───── MATERIALS PROVIDED ─────
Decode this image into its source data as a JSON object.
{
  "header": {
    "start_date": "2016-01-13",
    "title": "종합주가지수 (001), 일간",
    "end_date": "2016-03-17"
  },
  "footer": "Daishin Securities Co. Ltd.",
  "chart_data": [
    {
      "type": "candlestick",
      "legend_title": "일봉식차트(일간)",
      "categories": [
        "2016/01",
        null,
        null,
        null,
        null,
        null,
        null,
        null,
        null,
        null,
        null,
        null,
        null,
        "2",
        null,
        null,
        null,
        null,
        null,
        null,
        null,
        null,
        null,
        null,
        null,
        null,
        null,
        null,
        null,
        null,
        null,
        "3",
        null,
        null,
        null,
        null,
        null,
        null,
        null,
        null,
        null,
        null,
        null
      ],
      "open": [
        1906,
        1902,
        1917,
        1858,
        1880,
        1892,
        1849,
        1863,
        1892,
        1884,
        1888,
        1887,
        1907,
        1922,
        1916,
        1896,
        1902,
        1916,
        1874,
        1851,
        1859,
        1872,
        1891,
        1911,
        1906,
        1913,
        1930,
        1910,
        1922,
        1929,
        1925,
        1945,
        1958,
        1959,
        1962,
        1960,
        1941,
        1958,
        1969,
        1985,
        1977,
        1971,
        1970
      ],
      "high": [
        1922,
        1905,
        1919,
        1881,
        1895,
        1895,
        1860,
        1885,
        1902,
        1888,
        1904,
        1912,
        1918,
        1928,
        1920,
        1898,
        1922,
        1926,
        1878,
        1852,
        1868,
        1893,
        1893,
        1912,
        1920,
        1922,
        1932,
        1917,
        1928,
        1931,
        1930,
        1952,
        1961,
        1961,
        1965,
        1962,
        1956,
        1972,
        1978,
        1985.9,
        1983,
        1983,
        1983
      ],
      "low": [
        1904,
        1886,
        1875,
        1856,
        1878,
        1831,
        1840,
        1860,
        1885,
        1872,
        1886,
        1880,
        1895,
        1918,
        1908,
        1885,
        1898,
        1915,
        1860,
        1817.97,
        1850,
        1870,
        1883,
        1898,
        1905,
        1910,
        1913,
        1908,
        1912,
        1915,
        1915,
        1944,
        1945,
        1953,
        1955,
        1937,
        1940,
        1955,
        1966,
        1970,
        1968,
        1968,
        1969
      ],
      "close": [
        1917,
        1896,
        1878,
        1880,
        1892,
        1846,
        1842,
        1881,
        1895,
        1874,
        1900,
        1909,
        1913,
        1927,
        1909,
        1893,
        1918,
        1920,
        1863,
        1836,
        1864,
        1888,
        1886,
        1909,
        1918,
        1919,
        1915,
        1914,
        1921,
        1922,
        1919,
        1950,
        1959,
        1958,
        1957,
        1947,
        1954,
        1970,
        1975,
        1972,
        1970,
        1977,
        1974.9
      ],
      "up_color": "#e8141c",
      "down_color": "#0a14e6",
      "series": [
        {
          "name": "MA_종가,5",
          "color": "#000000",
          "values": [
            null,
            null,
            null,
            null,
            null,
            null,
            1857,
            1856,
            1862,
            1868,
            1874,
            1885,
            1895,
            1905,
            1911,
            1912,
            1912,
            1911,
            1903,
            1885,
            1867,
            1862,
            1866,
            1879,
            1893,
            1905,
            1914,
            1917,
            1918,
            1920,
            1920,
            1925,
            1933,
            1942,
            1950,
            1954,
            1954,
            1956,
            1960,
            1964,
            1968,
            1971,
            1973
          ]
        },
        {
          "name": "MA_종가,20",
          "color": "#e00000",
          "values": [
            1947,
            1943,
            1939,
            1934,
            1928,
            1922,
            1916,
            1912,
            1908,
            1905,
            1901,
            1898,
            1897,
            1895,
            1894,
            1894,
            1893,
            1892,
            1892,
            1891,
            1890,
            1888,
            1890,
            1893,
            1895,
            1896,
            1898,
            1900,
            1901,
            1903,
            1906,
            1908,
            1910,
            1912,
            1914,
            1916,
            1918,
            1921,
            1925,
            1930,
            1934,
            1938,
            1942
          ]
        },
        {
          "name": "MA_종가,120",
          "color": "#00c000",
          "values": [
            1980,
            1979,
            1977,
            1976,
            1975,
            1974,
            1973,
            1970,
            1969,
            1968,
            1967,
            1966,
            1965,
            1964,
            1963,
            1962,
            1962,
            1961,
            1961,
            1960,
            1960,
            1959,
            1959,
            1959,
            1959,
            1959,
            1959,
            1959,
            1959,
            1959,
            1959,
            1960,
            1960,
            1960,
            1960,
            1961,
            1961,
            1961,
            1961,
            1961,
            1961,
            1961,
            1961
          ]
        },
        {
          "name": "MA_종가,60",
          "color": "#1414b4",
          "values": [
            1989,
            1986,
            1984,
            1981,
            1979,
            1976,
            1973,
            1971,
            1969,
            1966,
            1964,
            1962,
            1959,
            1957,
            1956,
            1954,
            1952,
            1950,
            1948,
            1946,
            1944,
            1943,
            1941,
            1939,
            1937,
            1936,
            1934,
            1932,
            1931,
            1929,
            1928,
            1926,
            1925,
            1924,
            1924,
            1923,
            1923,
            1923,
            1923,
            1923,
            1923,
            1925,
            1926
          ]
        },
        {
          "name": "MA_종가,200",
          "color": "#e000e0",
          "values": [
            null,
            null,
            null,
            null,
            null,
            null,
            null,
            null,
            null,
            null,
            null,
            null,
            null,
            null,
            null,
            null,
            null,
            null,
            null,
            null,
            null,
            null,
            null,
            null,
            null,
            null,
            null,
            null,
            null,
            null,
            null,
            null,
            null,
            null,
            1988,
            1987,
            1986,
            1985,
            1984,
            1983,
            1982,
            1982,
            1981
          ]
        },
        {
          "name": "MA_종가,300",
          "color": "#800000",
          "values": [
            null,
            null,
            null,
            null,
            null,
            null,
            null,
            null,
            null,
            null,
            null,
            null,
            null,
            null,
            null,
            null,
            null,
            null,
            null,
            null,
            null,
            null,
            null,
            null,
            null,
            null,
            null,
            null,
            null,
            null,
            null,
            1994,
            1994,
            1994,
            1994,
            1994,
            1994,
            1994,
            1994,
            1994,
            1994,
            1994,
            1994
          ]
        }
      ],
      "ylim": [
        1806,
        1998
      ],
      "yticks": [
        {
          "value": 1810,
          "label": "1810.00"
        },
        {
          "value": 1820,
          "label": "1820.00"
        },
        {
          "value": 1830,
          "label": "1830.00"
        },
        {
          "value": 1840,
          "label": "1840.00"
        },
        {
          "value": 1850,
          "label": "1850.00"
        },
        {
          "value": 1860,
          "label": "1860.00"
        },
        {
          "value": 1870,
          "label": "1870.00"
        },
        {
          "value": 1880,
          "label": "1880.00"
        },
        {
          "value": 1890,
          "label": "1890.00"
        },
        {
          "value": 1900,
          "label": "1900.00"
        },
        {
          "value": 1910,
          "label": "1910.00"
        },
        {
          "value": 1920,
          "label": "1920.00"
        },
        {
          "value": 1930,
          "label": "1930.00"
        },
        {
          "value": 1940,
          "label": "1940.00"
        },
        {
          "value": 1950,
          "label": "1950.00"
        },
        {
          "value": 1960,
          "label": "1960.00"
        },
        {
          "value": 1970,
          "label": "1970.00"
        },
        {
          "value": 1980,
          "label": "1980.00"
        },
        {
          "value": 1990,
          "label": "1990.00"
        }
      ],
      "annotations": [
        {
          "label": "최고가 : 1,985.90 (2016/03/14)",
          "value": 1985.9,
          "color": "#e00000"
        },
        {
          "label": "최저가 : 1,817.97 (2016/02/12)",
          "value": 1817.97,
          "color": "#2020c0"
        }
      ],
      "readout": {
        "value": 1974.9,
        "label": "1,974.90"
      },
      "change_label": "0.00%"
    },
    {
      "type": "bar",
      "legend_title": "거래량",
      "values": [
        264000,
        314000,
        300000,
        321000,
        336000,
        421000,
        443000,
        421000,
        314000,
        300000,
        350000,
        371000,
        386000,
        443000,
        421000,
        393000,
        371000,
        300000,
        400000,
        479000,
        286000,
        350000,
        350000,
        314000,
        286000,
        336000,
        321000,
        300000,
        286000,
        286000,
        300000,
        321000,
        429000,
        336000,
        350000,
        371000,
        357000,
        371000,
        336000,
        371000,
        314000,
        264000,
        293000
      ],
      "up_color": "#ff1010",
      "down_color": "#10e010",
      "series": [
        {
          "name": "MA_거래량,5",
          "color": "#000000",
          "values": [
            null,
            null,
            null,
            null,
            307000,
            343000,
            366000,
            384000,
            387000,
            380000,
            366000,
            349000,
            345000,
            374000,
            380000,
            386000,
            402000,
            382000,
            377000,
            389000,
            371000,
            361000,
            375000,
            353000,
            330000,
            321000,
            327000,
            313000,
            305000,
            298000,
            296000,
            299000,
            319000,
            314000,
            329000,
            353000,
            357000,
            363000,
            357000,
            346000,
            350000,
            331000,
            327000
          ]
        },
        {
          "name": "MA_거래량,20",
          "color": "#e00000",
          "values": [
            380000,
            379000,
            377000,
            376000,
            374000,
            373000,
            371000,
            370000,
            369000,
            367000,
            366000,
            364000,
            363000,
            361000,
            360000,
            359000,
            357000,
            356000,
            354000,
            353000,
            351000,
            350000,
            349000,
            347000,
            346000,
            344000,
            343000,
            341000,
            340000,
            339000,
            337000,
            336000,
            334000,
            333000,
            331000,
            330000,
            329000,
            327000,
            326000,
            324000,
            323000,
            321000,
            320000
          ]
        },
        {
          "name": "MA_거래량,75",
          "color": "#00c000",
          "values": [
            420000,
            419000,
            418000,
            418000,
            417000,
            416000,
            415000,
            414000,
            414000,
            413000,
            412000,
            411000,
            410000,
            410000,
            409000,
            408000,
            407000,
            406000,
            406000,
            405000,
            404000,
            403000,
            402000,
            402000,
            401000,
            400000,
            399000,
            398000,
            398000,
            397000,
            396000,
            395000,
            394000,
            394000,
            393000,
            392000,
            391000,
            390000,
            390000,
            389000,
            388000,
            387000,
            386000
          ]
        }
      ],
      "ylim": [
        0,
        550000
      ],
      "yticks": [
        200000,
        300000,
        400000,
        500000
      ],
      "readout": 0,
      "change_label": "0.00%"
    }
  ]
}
─────
REQUEST: Identify every line holding the word "name" and copy it out.

COMPLETE ANSWER:
          "name": "MA_종가,5",
          "name": "MA_종가,20",
          "name": "MA_종가,120",
          "name": "MA_종가,60",
          "name": "MA_종가,200",
          "name": "MA_종가,300",
          "name": "MA_거래량,5",
          "name": "MA_거래량,20",
          "name": "MA_거래량,75",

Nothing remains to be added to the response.